------ Data shown ------
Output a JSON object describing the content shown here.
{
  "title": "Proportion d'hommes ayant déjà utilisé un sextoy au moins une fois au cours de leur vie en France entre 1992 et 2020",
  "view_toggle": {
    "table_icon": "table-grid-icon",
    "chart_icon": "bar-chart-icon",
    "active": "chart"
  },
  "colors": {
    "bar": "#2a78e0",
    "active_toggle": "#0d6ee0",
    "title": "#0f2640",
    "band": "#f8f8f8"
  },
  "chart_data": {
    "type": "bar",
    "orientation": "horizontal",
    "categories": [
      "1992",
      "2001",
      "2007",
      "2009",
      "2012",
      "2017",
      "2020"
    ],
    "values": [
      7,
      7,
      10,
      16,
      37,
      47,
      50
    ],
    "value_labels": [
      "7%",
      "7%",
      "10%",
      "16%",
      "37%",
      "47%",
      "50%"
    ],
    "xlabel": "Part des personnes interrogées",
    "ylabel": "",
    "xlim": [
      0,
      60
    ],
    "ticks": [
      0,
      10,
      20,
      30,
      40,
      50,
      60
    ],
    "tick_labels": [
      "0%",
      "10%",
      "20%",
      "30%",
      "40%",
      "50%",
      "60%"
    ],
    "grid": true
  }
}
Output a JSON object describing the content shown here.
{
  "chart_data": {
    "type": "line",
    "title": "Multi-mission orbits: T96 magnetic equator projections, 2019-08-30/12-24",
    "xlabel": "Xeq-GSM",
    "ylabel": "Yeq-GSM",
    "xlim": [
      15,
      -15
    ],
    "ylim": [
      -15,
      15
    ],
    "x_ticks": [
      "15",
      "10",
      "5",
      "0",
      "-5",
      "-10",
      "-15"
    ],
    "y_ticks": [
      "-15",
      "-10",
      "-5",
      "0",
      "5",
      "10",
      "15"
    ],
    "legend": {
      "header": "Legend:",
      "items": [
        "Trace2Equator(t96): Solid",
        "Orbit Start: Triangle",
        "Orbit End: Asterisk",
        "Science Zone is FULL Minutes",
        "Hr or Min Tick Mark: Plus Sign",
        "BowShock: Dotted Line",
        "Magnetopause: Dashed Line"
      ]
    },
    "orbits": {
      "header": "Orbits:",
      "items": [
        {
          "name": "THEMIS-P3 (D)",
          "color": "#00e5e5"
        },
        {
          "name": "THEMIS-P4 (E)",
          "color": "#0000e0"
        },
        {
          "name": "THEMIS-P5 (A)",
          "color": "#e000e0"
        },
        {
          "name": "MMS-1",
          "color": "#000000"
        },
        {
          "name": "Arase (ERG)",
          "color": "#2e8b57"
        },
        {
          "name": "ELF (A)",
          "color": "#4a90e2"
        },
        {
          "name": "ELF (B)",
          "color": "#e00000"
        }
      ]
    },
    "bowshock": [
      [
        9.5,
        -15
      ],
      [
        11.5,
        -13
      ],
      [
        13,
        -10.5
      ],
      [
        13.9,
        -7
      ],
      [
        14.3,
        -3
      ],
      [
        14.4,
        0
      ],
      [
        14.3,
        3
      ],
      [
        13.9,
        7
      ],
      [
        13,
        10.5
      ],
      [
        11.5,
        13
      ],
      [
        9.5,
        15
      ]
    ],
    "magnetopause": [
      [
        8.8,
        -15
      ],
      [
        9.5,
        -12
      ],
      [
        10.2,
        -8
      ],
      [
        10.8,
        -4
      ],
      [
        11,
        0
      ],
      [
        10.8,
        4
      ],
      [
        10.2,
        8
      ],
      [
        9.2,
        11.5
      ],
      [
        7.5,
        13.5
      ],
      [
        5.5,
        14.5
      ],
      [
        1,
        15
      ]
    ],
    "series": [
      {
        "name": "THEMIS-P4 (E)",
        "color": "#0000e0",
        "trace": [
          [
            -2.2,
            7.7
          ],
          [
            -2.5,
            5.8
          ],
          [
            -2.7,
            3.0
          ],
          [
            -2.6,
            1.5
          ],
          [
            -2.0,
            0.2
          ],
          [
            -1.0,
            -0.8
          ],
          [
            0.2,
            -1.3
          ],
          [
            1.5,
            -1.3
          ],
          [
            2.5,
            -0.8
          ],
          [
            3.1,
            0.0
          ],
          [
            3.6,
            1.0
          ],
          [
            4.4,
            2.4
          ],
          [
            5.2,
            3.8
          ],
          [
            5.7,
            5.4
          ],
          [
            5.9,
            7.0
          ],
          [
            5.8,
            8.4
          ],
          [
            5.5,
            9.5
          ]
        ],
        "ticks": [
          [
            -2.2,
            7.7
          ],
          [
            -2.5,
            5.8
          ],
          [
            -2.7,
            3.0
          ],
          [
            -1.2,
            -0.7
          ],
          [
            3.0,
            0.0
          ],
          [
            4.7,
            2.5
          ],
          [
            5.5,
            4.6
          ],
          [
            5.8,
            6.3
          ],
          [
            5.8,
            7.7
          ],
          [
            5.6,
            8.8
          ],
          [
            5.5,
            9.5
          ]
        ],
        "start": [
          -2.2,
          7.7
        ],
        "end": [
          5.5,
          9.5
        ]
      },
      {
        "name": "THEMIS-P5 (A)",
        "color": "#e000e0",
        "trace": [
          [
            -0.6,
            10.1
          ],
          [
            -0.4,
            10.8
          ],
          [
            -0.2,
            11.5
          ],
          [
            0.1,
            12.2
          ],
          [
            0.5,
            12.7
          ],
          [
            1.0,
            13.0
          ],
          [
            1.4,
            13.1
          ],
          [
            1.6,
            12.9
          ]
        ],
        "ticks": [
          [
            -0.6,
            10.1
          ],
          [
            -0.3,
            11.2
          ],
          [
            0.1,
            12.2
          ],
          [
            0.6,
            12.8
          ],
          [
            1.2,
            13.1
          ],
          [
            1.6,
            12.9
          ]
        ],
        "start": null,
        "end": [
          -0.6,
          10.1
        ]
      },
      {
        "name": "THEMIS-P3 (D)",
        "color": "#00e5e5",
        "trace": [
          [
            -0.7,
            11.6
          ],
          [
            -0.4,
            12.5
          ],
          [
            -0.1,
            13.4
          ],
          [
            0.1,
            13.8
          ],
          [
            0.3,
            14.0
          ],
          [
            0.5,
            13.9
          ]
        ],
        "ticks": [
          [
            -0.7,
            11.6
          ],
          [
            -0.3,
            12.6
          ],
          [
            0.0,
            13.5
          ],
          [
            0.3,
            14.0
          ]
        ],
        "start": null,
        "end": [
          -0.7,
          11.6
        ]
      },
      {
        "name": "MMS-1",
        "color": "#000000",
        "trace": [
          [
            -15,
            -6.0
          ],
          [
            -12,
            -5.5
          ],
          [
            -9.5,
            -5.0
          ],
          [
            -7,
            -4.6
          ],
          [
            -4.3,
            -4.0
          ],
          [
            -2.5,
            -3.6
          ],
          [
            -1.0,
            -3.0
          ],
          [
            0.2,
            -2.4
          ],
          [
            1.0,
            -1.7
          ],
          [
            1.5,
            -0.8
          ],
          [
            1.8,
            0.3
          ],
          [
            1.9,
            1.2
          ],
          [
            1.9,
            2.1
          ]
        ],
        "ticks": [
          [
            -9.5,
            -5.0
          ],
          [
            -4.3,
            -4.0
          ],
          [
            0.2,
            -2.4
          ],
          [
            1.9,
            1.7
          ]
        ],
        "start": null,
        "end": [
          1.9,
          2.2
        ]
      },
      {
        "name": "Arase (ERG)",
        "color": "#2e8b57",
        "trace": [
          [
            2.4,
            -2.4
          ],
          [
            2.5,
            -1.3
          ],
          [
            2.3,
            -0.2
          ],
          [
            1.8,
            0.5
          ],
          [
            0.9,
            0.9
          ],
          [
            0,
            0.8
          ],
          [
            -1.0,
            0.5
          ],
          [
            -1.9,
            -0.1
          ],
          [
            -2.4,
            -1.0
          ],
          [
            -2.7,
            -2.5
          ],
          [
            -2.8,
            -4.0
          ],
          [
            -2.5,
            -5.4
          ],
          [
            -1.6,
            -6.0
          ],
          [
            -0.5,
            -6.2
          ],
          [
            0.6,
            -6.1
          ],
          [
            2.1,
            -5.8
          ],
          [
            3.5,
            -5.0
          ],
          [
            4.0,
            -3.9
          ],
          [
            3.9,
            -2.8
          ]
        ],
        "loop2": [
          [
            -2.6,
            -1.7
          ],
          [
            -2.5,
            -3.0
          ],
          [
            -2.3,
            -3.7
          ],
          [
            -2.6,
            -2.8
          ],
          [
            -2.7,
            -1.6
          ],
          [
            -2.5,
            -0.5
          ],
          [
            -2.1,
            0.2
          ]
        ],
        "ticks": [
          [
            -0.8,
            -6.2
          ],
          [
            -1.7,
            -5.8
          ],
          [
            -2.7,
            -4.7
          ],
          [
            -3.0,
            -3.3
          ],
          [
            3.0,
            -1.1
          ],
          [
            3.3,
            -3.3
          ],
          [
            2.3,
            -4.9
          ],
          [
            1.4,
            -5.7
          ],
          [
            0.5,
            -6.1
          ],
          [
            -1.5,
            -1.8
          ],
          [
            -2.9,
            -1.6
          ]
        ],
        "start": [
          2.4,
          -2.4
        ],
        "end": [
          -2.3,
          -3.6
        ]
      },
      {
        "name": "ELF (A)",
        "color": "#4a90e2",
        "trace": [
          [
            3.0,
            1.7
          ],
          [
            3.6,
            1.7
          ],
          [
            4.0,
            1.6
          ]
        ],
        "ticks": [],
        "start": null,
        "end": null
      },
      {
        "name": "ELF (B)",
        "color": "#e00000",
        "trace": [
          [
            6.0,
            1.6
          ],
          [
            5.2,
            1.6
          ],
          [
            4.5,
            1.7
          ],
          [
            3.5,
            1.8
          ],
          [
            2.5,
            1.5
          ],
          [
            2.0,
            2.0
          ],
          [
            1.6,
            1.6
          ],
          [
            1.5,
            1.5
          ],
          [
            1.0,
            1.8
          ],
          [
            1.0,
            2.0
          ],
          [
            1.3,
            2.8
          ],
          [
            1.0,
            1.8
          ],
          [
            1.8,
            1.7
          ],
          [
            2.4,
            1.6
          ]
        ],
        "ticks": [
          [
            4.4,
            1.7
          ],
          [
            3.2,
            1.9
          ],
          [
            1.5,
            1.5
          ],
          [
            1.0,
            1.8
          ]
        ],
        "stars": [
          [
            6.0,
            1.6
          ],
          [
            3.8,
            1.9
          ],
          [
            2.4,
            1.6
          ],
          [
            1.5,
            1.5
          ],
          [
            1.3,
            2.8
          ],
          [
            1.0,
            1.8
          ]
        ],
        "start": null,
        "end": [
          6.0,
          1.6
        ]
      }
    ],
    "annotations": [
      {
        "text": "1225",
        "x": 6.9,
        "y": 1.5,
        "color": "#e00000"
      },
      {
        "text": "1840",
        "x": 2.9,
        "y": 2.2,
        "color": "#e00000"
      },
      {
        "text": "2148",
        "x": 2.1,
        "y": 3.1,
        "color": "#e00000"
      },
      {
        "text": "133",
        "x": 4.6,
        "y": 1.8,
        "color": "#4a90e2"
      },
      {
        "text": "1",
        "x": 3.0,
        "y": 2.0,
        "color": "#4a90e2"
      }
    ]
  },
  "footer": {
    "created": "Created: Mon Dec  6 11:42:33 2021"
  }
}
------
▶ **Directions**: Which lines of the material contain the string "grid"? List each of them.

▶ **Written response**:
    "table_icon": "table-grid-icon",
    "grid": true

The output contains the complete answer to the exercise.